# [Problem]
Transcribe every entry below word for word, leaving out the pictures.

# [Dataset excerpts]
▽

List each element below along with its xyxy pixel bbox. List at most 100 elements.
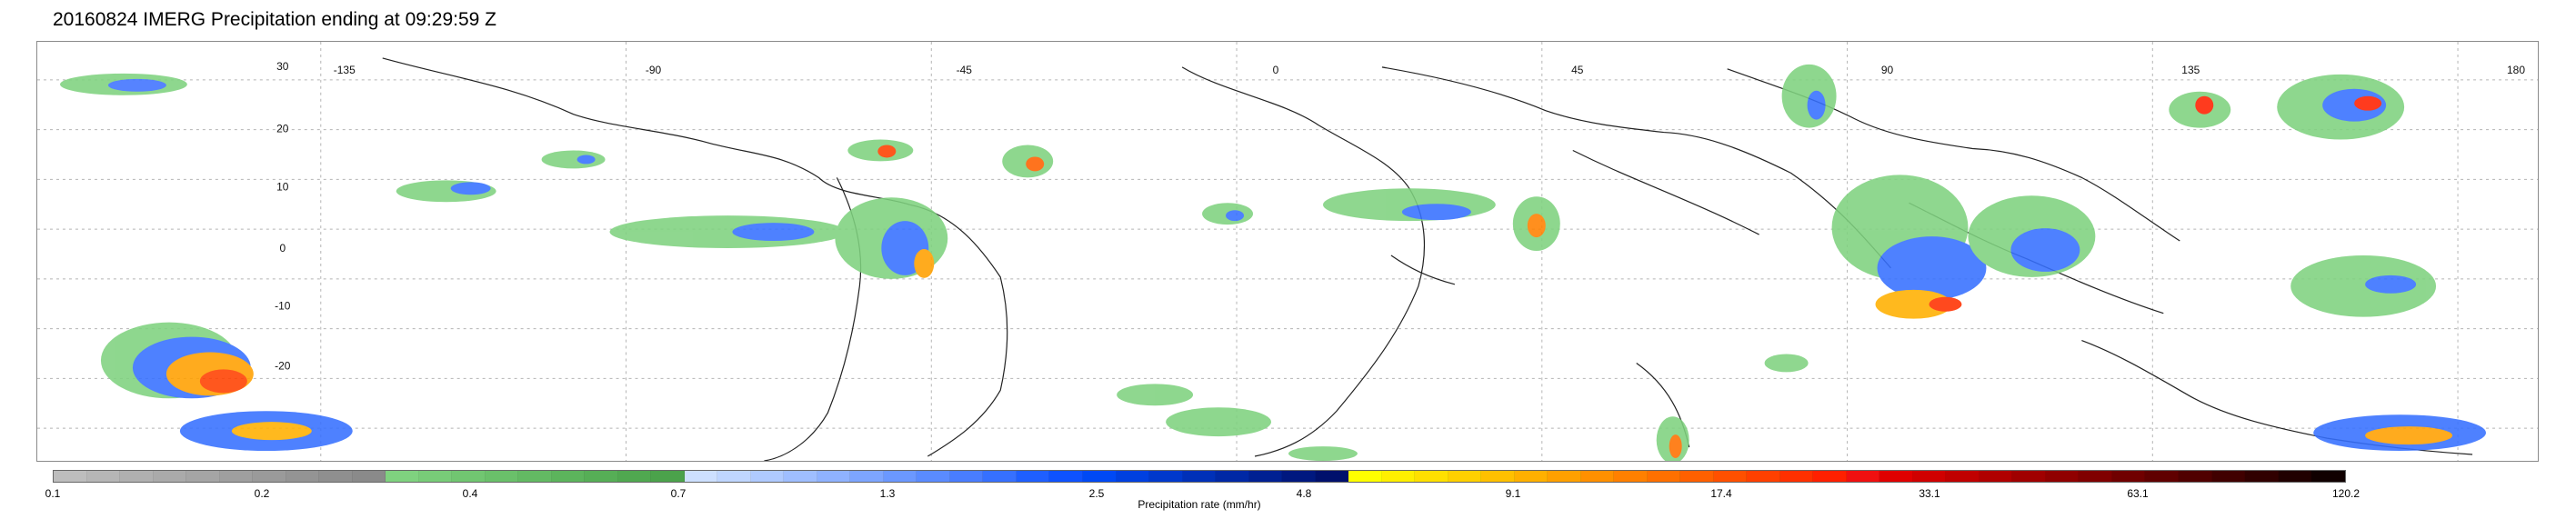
colorbar-segment-19 (684, 471, 718, 482)
colorbar-label-2: 0.4 (462, 487, 478, 500)
colorbar-segment-37 (1282, 471, 1316, 482)
colorbar-segment-32 (1116, 471, 1150, 482)
colorbar-label-10: 63.1 (2127, 487, 2149, 500)
colorbar-segment-41 (1415, 471, 1448, 482)
graticule (37, 42, 2538, 461)
colorbar-segment-43 (1481, 471, 1515, 482)
colorbar-segment-34 (1182, 471, 1217, 482)
colorbar-segment-5 (219, 471, 254, 482)
colorbar-segment-28 (983, 471, 1017, 482)
colorbar-segment-65 (2211, 471, 2246, 482)
latitude-labels: 30 20 10 0 -10 -20 (275, 60, 291, 373)
lat-label-4: 0 (279, 242, 286, 255)
lat-label-5: -10 (275, 300, 291, 313)
colorbar-label-11: 120.2 (2331, 487, 2360, 500)
colorbar-segment-0 (54, 471, 87, 482)
world-map-svg: -135 -90 -45 0 45 90 135 180 30 20 10 0 … (37, 42, 2538, 461)
colorbar-segment-50 (1713, 471, 1748, 482)
colorbar-segment-68 (2311, 471, 2345, 482)
colorbar-segment-56 (1912, 471, 1947, 482)
colorbar-label-0: 0.1 (45, 487, 61, 500)
colorbar-segment-6 (253, 471, 286, 482)
longitude-labels: -135 -90 -45 0 45 90 135 180 (334, 64, 2526, 76)
colorbar-segment-44 (1514, 471, 1549, 482)
colorbar-segment-7 (286, 471, 320, 482)
colorbar-segment-26 (917, 471, 950, 482)
colorbar-segment-52 (1779, 471, 1814, 482)
colorbar-segment-30 (1049, 471, 1083, 482)
lon-label-7: 135 (2181, 64, 2200, 76)
colorbar-segment-25 (883, 471, 917, 482)
page-title: 20160824 IMERG Precipitation ending at 0… (53, 9, 496, 30)
coastlines (382, 57, 2473, 461)
colorbar-title: Precipitation rate (mm/hr) (1138, 498, 1261, 511)
colorbar-segment-55 (1879, 471, 1913, 482)
colorbar-segment-57 (1946, 471, 1980, 482)
colorbar-segment-23 (817, 471, 851, 482)
colorbar-label-1: 0.2 (254, 487, 270, 500)
precipitation-legend: 0.1 0.2 0.4 0.7 1.3 2.5 4.8 9.1 17.4 33.… (45, 470, 2360, 512)
colorbar-segment-42 (1448, 471, 1482, 482)
colorbar-segment-1 (86, 471, 121, 482)
colorbar-segment-54 (1846, 471, 1880, 482)
colorbar-segment-63 (2145, 471, 2179, 482)
precipitation-map: -135 -90 -45 0 45 90 135 180 30 20 10 0 … (36, 41, 2539, 462)
lon-label-5: 45 (1571, 64, 1584, 76)
colorbar-segment-45 (1548, 471, 1581, 482)
lon-label-8: 180 (2507, 64, 2525, 76)
colorbar-label-8: 17.4 (1710, 487, 1732, 500)
colorbar-segment-62 (2111, 471, 2146, 482)
colorbar-segment-49 (1680, 471, 1714, 482)
colorbar-segment-15 (551, 471, 586, 482)
colorbar-segment-40 (1381, 471, 1416, 482)
colorbar-label-4: 1.3 (879, 487, 896, 500)
colorbar-segment-16 (585, 471, 618, 482)
colorbar-segment-10 (386, 471, 419, 482)
colorbar-segment-66 (2245, 471, 2279, 482)
colorbar-label-7: 9.1 (1505, 487, 1521, 500)
colorbar-segment-17 (617, 471, 652, 482)
colorbar-segment-59 (2012, 471, 2046, 482)
colorbar-segment-64 (2179, 471, 2212, 482)
colorbar-segment-53 (1813, 471, 1847, 482)
lat-label-3: 10 (276, 180, 289, 193)
colorbar-label-5: 2.5 (1088, 487, 1105, 500)
lon-label-2: -90 (646, 64, 662, 76)
colorbar-label-3: 0.7 (670, 487, 687, 500)
colorbar-segment-21 (750, 471, 785, 482)
colorbar-segment-8 (319, 471, 353, 482)
colorbar-segment-67 (2278, 471, 2312, 482)
colorbar-segment-36 (1248, 471, 1283, 482)
lat-label-6: -20 (275, 359, 291, 372)
colorbar-segment-60 (2045, 471, 2080, 482)
lat-label-2: 20 (276, 123, 289, 135)
colorbar-segment-33 (1149, 471, 1183, 482)
colorbar-segment-20 (717, 471, 751, 482)
colorbar-segment-11 (418, 471, 453, 482)
colorbar-segment-14 (518, 471, 552, 482)
colorbar-segment-18 (651, 471, 685, 482)
lon-label-1: -135 (334, 64, 356, 76)
colorbar-segment-47 (1614, 471, 1648, 482)
colorbar-segment-24 (850, 471, 884, 482)
lon-label-6: 90 (1881, 64, 1894, 76)
colorbar-segment-61 (2079, 471, 2112, 482)
colorbar-segment-9 (352, 471, 386, 482)
colorbar-segment-4 (186, 471, 220, 482)
colorbar-segment-2 (120, 471, 154, 482)
colorbar-segment-27 (949, 471, 984, 482)
precipitation-fields (59, 64, 2487, 461)
colorbar-segment-38 (1315, 471, 1349, 482)
colorbar-segment-39 (1348, 471, 1382, 482)
lat-label-1: 30 (276, 60, 289, 73)
colorbar-label-6: 4.8 (1296, 487, 1312, 500)
colorbar-segment-12 (452, 471, 486, 482)
colorbar-segment-51 (1747, 471, 1780, 482)
colorbar-label-9: 33.1 (1919, 487, 1940, 500)
colorbar-segment-31 (1082, 471, 1117, 482)
lon-label-4: 0 (1273, 64, 1279, 76)
lon-label-3: -45 (957, 64, 973, 76)
colorbar-segment-13 (485, 471, 519, 482)
colorbar-segment-29 (1016, 471, 1050, 482)
colorbar (53, 470, 2346, 483)
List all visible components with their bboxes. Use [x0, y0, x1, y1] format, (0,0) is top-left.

△

# [Solution to this problem]
List each element below along with its xyxy pixel bbox. List at most 100 elements.
colorbar-segment-19 (684, 471, 718, 482)
colorbar-label-2: 0.4 (462, 487, 478, 500)
colorbar-segment-37 (1282, 471, 1316, 482)
colorbar-segment-32 (1116, 471, 1150, 482)
colorbar-label-10: 63.1 (2127, 487, 2149, 500)
colorbar-segment-41 (1415, 471, 1448, 482)
graticule (37, 42, 2538, 461)
colorbar-segment-43 (1481, 471, 1515, 482)
colorbar-segment-34 (1182, 471, 1217, 482)
colorbar-segment-5 (219, 471, 254, 482)
colorbar-segment-28 (983, 471, 1017, 482)
colorbar-segment-65 (2211, 471, 2246, 482)
latitude-labels: 30 20 10 0 -10 -20 (275, 60, 291, 373)
lat-label-4: 0 (279, 242, 286, 255)
lat-label-5: -10 (275, 300, 291, 313)
colorbar-label-11: 120.2 (2331, 487, 2360, 500)
colorbar-segment-0 (54, 471, 87, 482)
world-map-svg: -135 -90 -45 0 45 90 135 180 30 20 10 0 … (37, 42, 2538, 461)
colorbar-segment-50 (1713, 471, 1748, 482)
colorbar-segment-68 (2311, 471, 2345, 482)
colorbar-segment-56 (1912, 471, 1947, 482)
colorbar-label-0: 0.1 (45, 487, 61, 500)
colorbar-segment-6 (253, 471, 286, 482)
longitude-labels: -135 -90 -45 0 45 90 135 180 (334, 64, 2526, 76)
colorbar-segment-44 (1514, 471, 1549, 482)
colorbar-segment-7 (286, 471, 320, 482)
colorbar-segment-26 (917, 471, 950, 482)
colorbar-segment-52 (1779, 471, 1814, 482)
colorbar-segment-30 (1049, 471, 1083, 482)
lon-label-7: 135 (2181, 64, 2200, 76)
colorbar-segment-25 (883, 471, 917, 482)
page-title: 20160824 IMERG Precipitation ending at 0… (53, 9, 496, 30)
coastlines (382, 57, 2473, 461)
colorbar-title: Precipitation rate (mm/hr) (1138, 498, 1261, 511)
colorbar-segment-55 (1879, 471, 1913, 482)
colorbar-segment-57 (1946, 471, 1980, 482)
colorbar-segment-23 (817, 471, 851, 482)
colorbar-label-1: 0.2 (254, 487, 270, 500)
precipitation-legend: 0.1 0.2 0.4 0.7 1.3 2.5 4.8 9.1 17.4 33.… (45, 470, 2360, 512)
colorbar-segment-42 (1448, 471, 1482, 482)
colorbar-segment-1 (86, 471, 121, 482)
colorbar-segment-54 (1846, 471, 1880, 482)
colorbar-segment-63 (2145, 471, 2179, 482)
precipitation-map: -135 -90 -45 0 45 90 135 180 30 20 10 0 … (36, 41, 2539, 462)
lon-label-5: 45 (1571, 64, 1584, 76)
colorbar-segment-45 (1548, 471, 1581, 482)
lon-label-8: 180 (2507, 64, 2525, 76)
colorbar-label-8: 17.4 (1710, 487, 1732, 500)
colorbar-segment-62 (2111, 471, 2146, 482)
colorbar-segment-49 (1680, 471, 1714, 482)
colorbar-segment-15 (551, 471, 586, 482)
colorbar-segment-40 (1381, 471, 1416, 482)
colorbar-label-4: 1.3 (879, 487, 896, 500)
colorbar-segment-16 (585, 471, 618, 482)
colorbar-segment-10 (386, 471, 419, 482)
colorbar-segment-66 (2245, 471, 2279, 482)
colorbar-label-7: 9.1 (1505, 487, 1521, 500)
colorbar-segment-17 (617, 471, 652, 482)
colorbar-segment-59 (2012, 471, 2046, 482)
colorbar-segment-64 (2179, 471, 2212, 482)
colorbar-segment-53 (1813, 471, 1847, 482)
lat-label-3: 10 (276, 180, 289, 193)
colorbar-label-5: 2.5 (1088, 487, 1105, 500)
lon-label-2: -90 (646, 64, 662, 76)
colorbar-label-3: 0.7 (670, 487, 687, 500)
colorbar-segment-21 (750, 471, 785, 482)
colorbar-segment-8 (319, 471, 353, 482)
colorbar-segment-67 (2278, 471, 2312, 482)
colorbar-segment-36 (1248, 471, 1283, 482)
lat-label-6: -20 (275, 359, 291, 372)
colorbar-segment-60 (2045, 471, 2080, 482)
lat-label-2: 20 (276, 123, 289, 135)
colorbar-segment-33 (1149, 471, 1183, 482)
colorbar-segment-20 (717, 471, 751, 482)
colorbar-segment-11 (418, 471, 453, 482)
colorbar-segment-14 (518, 471, 552, 482)
colorbar-segment-18 (651, 471, 685, 482)
lon-label-1: -135 (334, 64, 356, 76)
colorbar-segment-47 (1614, 471, 1648, 482)
colorbar-segment-24 (850, 471, 884, 482)
lon-label-6: 90 (1881, 64, 1894, 76)
colorbar-segment-61 (2079, 471, 2112, 482)
colorbar-segment-9 (352, 471, 386, 482)
colorbar-segment-4 (186, 471, 220, 482)
colorbar-segment-2 (120, 471, 154, 482)
colorbar-segment-27 (949, 471, 984, 482)
precipitation-fields (59, 64, 2487, 461)
colorbar-segment-38 (1315, 471, 1349, 482)
colorbar-segment-39 (1348, 471, 1382, 482)
lat-label-1: 30 (276, 60, 289, 73)
colorbar-label-6: 4.8 (1296, 487, 1312, 500)
colorbar-segment-12 (452, 471, 486, 482)
colorbar-segment-51 (1747, 471, 1780, 482)
colorbar-label-9: 33.1 (1919, 487, 1940, 500)
colorbar-segment-31 (1082, 471, 1117, 482)
lon-label-4: 0 (1273, 64, 1279, 76)
lon-label-3: -45 (957, 64, 973, 76)
colorbar-segment-13 (485, 471, 519, 482)
colorbar-segment-29 (1016, 471, 1050, 482)
colorbar (53, 470, 2346, 483)
List all visible components with their bboxes. Use [x0, y0, x1, y1] format, (0,0) is top-left.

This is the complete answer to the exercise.